■ Your goal ■
Search the material below for the string "this" and list each line that holds it.

(Saved entries)

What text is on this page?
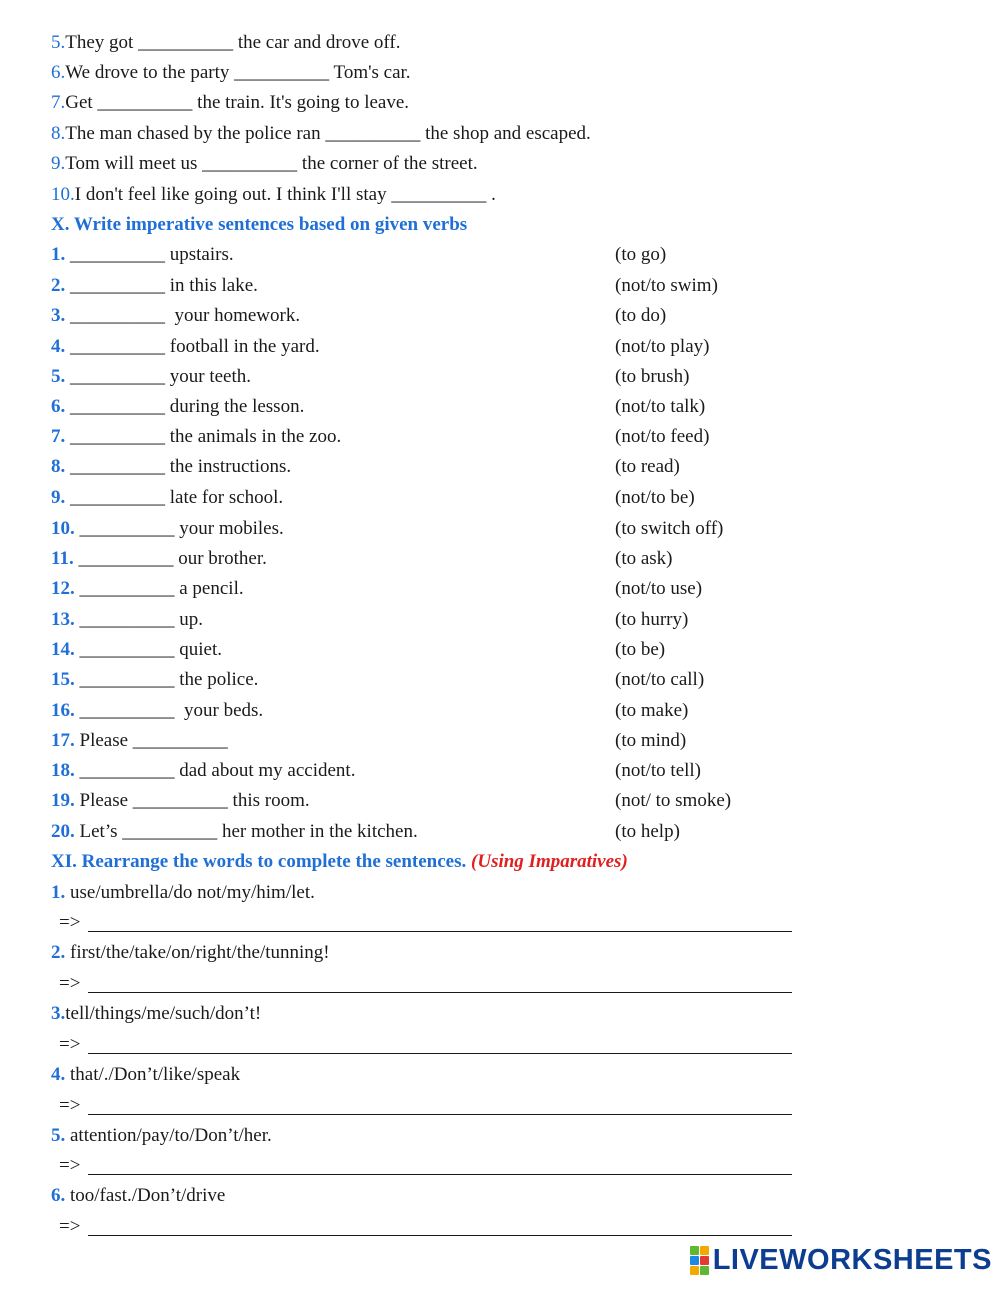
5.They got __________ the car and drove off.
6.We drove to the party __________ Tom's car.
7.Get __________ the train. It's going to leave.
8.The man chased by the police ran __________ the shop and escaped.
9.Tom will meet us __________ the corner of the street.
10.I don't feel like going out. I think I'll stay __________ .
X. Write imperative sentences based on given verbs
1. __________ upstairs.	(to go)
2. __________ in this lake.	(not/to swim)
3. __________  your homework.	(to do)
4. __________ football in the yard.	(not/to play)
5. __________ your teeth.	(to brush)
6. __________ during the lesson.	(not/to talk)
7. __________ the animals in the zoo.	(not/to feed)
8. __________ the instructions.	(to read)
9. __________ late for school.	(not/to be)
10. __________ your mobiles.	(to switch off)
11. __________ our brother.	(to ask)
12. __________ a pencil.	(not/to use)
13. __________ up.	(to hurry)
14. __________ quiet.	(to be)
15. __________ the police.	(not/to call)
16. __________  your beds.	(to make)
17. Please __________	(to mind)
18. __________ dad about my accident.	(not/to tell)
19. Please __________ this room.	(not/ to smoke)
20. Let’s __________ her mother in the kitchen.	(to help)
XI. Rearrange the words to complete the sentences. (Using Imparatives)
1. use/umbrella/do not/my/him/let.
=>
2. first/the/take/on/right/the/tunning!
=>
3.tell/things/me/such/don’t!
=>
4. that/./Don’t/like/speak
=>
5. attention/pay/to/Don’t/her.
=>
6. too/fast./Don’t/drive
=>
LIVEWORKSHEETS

■ Full response ■
What text is on this page?
2. __________ in this lake.	(not/to swim)
19. Please __________ this room.	(not/ to smoke)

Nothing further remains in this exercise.